WORK TO BE COMPLETED: Quote the line containing "Extract the structured" and all lines that follow it in the listing below, exactly as written.

GIVEN DATA:

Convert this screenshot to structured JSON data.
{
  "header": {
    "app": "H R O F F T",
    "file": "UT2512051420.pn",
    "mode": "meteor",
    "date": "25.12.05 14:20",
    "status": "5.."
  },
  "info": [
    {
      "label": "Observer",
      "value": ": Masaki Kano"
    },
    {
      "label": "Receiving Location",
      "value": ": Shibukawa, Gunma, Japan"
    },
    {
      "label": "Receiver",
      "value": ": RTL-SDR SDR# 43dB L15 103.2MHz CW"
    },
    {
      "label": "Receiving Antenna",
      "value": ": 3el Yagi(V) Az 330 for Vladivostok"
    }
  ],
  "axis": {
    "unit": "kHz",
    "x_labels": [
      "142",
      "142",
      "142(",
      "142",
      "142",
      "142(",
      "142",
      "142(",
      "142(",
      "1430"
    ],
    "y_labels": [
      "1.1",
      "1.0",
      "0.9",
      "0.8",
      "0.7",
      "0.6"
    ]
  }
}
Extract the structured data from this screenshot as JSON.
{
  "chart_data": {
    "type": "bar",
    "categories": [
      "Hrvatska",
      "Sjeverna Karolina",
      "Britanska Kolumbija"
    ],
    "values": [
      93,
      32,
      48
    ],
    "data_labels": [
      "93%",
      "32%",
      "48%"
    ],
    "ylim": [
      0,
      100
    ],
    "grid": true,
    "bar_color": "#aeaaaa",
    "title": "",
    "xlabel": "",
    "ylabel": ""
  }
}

WRITTEN RESPONSE:
Extract the structured data from this screenshot as JSON.
{
  "chart_data": {
    "type": "bar",
    "categories": [
      "Hrvatska",
      "Sjeverna Karolina",
      "Britanska Kolumbija"
    ],
    "values": [
      93,
      32,
      48
    ],
    "data_labels": [
      "93%",
      "32%",
      "48%"
    ],
    "ylim": [
      0,
      100
    ],
    "grid": true,
    "bar_color": "#aeaaaa",
    "title": "",
    "xlabel": "",
    "ylabel": ""
  }
}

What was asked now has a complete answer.